### The request
Any picture among the records should be left out, please; retype the rest exactly.

== Dataset entries

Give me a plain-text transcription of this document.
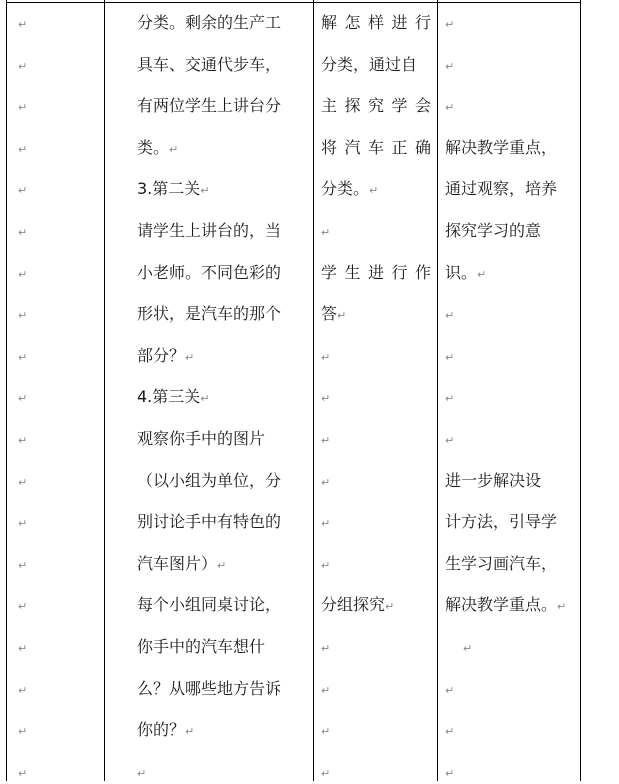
↵
↵
↵
↵
↵
↵
↵
↵
↵
↵
↵
↵
↵
↵
↵
↵
↵
↵
↵
分类。剩余的生产工
具车、交通代步车，
有两位学生上讲台分
类。↵
3.第二关↵
请学生上讲台的，当
小老师。不同色彩的
形状，是汽车的那个
部分？↵
4.第三关↵
观察你手中的图片
（以小组为单位，分
别讨论手中有特色的
汽车图片）↵
每个小组同桌讨论，
你手中的汽车想什
么？从哪些地方告诉
你的？↵
↵
解 怎 样 进 行
分类，通过自
主 探 究 学 会
将 汽 车 正 确
分类。↵
↵
学 生 进 行 作
答↵
↵
↵
↵
↵
↵
↵
分组探究↵
↵
↵
↵
↵
↵
↵
↵
解决教学重点，
通过观察，培养
探究学习的意
识。↵
↵
↵
↵
↵
进一步解决设
计方法，引导学
生学习画汽车，
解决教学重点。↵
↵
↵
↵
↵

====

### Final answer
Give me a plain-text transcription of this document.
↵
↵
↵
↵
↵
↵
↵
↵
↵
↵
↵
↵
↵
↵
↵
↵
↵
↵
↵
分类。剩余的生产工
具车、交通代步车，
有两位学生上讲台分
类。↵
3.第二关↵
请学生上讲台的，当
小老师。不同色彩的
形状，是汽车的那个
部分？↵
4.第三关↵
观察你手中的图片
（以小组为单位，分
别讨论手中有特色的
汽车图片）↵
每个小组同桌讨论，
你手中的汽车想什
么？从哪些地方告诉
你的？↵
↵
解 怎 样 进 行
分类，通过自
主 探 究 学 会
将 汽 车 正 确
分类。↵
↵
学 生 进 行 作
答↵
↵
↵
↵
↵
↵
↵
分组探究↵
↵
↵
↵
↵
↵
↵
↵
解决教学重点，
通过观察，培养
探究学习的意
识。↵
↵
↵
↵
↵
进一步解决设
计方法，引导学
生学习画汽车，
解决教学重点。↵
↵
↵
↵
↵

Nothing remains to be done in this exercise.